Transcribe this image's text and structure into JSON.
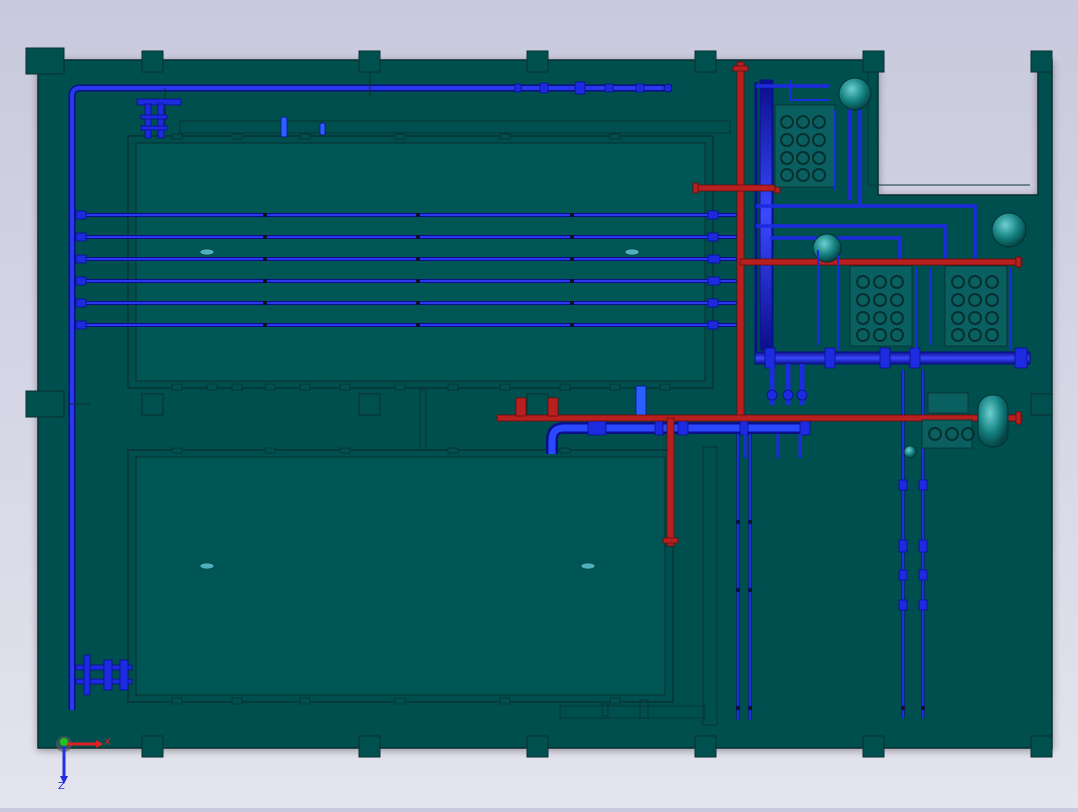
{
  "app": {
    "view": "top",
    "colors": {
      "background": "#d2d2e4",
      "floor": "#005050",
      "floor_edge": "#0a2e2e",
      "pipe_blue": "#1c2ae0",
      "pipe_blue_dark": "#0a0f8a",
      "pipe_red": "#b82020",
      "equipment": "#0a6060"
    }
  },
  "triad": {
    "x_label": "X",
    "z_label": "Z",
    "x_color": "#e02020",
    "y_color": "#20c020",
    "z_color": "#2030e0"
  }
}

——————————

Set down every entry word for word, but omit the pictures.

Transcribe this image's text and structure into JSON.
{
  "app": {
    "view": "top",
    "colors": {
      "background": "#d2d2e4",
      "floor": "#005050",
      "floor_edge": "#0a2e2e",
      "pipe_blue": "#1c2ae0",
      "pipe_blue_dark": "#0a0f8a",
      "pipe_red": "#b82020",
      "equipment": "#0a6060"
    }
  },
  "triad": {
    "x_label": "X",
    "z_label": "Z",
    "x_color": "#e02020",
    "y_color": "#20c020",
    "z_color": "#2030e0"
  }
}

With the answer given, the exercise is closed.